In the data, extract each line that holds the string "іюня".

-- START OF RECORDS PROVIDED --

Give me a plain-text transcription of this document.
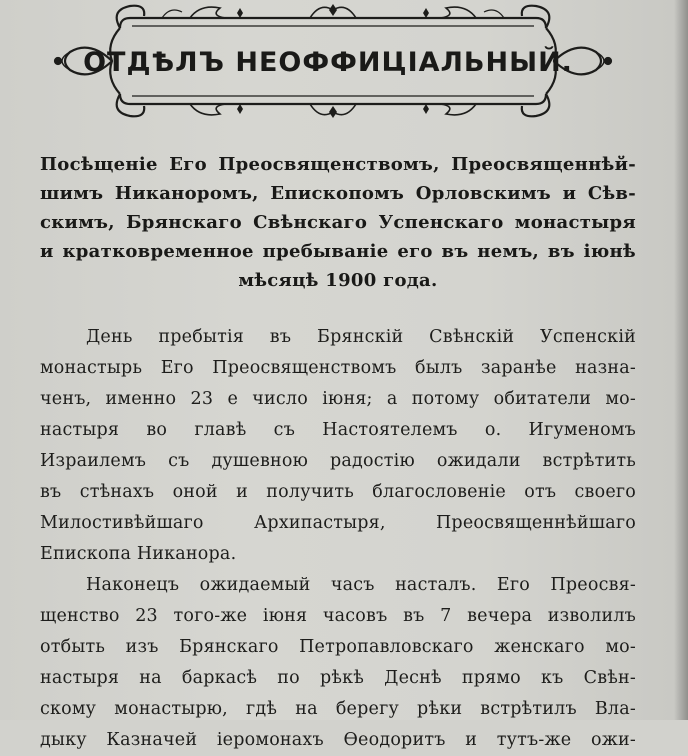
ОТДѢЛЪ НЕОФФИЦІАЛЬНЫЙ.
Посѣщеніе Его Преосвященствомъ, Преосвященнѣй-
шимъ Никаноромъ, Епископомъ Орловскимъ и Сѣв-
скимъ, Брянскаго Свѣнскаго Успенскаго монастыря
и кратковременное пребываніе его въ немъ, въ іюнѣ
мѣсяцѣ 1900 года.
День пребытія въ Брянскій Свѣнскій Успенскій
монастырь Его Преосвященствомъ былъ заранѣе назна-
ченъ, именно 23 е число іюня; а потому обитатели мо-
настыря во главѣ съ Настоятелемъ о. Игуменомъ
Израилемъ съ душевною радостію ожидали встрѣтить
въ стѣнахъ оной и получить благословеніе отъ своего
Милостивѣйшаго Архипастыря, Преосвященнѣйшаго
Епископа Никанора.
Наконецъ ожидаемый часъ насталъ. Его Преосвя-
щенство 23 того-же іюня часовъ въ 7 вечера изволилъ
отбыть изъ Брянскаго Петропавловскаго женскаго мо-
настыря на баркасѣ по рѣкѣ Деснѣ прямо къ Свѣн-
скому монастырю, гдѣ на берегу рѣки встрѣтилъ Вла-
дыку Казначей іеромонахъ Ѳеодоритъ и тутъ-же ожи-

-- END OF RECORDS PROVIDED --

== SOLUTION BELOW ==
ченъ, именно 23 е число іюня; а потому обитатели мо-
щенство 23 того-же іюня часовъ въ 7 вечера изволилъ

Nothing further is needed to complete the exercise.